WORK INSTRUCTIONS.
Set down the full listing exactly, character for character.

Data entries for graphics.

● ● ● ●

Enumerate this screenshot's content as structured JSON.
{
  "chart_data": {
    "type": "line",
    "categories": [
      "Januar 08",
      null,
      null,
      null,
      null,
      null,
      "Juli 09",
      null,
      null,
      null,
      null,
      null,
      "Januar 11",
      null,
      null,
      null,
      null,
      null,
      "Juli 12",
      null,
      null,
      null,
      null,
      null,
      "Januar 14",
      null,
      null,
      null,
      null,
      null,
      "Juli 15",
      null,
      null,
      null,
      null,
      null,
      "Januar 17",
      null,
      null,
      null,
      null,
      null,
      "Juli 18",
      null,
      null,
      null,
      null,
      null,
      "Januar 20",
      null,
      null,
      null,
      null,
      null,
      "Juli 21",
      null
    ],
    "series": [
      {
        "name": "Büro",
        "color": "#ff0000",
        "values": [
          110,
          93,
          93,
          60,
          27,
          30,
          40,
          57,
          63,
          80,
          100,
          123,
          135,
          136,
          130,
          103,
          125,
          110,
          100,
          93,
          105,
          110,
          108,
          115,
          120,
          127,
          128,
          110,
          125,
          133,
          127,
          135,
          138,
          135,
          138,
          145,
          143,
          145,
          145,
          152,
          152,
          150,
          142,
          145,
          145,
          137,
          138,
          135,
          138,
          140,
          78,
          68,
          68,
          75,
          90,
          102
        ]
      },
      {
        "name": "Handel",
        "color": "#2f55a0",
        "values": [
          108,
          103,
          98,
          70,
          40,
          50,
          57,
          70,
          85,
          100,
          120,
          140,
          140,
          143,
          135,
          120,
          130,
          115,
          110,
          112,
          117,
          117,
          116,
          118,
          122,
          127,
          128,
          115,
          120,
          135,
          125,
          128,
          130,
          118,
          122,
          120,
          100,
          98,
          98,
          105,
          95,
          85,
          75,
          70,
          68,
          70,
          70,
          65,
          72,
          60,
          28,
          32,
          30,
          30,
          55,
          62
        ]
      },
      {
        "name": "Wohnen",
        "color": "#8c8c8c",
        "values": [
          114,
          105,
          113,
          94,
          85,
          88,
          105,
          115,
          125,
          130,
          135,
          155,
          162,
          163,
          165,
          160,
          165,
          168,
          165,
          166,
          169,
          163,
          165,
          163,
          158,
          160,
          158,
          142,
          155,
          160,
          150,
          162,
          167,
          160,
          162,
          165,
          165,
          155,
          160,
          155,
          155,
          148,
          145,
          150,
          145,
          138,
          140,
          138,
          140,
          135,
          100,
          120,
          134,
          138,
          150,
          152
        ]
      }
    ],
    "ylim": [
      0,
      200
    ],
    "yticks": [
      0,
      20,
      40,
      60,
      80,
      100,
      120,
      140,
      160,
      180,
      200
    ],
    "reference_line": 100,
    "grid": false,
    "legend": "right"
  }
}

● ● ● ●

RESPONSE FOR THIS EXERCISE.
Enumerate this screenshot's content as structured JSON.
{
  "chart_data": {
    "type": "line",
    "categories": [
      "Januar 08",
      null,
      null,
      null,
      null,
      null,
      "Juli 09",
      null,
      null,
      null,
      null,
      null,
      "Januar 11",
      null,
      null,
      null,
      null,
      null,
      "Juli 12",
      null,
      null,
      null,
      null,
      null,
      "Januar 14",
      null,
      null,
      null,
      null,
      null,
      "Juli 15",
      null,
      null,
      null,
      null,
      null,
      "Januar 17",
      null,
      null,
      null,
      null,
      null,
      "Juli 18",
      null,
      null,
      null,
      null,
      null,
      "Januar 20",
      null,
      null,
      null,
      null,
      null,
      "Juli 21",
      null
    ],
    "series": [
      {
        "name": "Büro",
        "color": "#ff0000",
        "values": [
          110,
          93,
          93,
          60,
          27,
          30,
          40,
          57,
          63,
          80,
          100,
          123,
          135,
          136,
          130,
          103,
          125,
          110,
          100,
          93,
          105,
          110,
          108,
          115,
          120,
          127,
          128,
          110,
          125,
          133,
          127,
          135,
          138,
          135,
          138,
          145,
          143,
          145,
          145,
          152,
          152,
          150,
          142,
          145,
          145,
          137,
          138,
          135,
          138,
          140,
          78,
          68,
          68,
          75,
          90,
          102
        ]
      },
      {
        "name": "Handel",
        "color": "#2f55a0",
        "values": [
          108,
          103,
          98,
          70,
          40,
          50,
          57,
          70,
          85,
          100,
          120,
          140,
          140,
          143,
          135,
          120,
          130,
          115,
          110,
          112,
          117,
          117,
          116,
          118,
          122,
          127,
          128,
          115,
          120,
          135,
          125,
          128,
          130,
          118,
          122,
          120,
          100,
          98,
          98,
          105,
          95,
          85,
          75,
          70,
          68,
          70,
          70,
          65,
          72,
          60,
          28,
          32,
          30,
          30,
          55,
          62
        ]
      },
      {
        "name": "Wohnen",
        "color": "#8c8c8c",
        "values": [
          114,
          105,
          113,
          94,
          85,
          88,
          105,
          115,
          125,
          130,
          135,
          155,
          162,
          163,
          165,
          160,
          165,
          168,
          165,
          166,
          169,
          163,
          165,
          163,
          158,
          160,
          158,
          142,
          155,
          160,
          150,
          162,
          167,
          160,
          162,
          165,
          165,
          155,
          160,
          155,
          155,
          148,
          145,
          150,
          145,
          138,
          140,
          138,
          140,
          135,
          100,
          120,
          134,
          138,
          150,
          152
        ]
      }
    ],
    "ylim": [
      0,
      200
    ],
    "yticks": [
      0,
      20,
      40,
      60,
      80,
      100,
      120,
      140,
      160,
      180,
      200
    ],
    "reference_line": 100,
    "grid": false,
    "legend": "right"
  }
}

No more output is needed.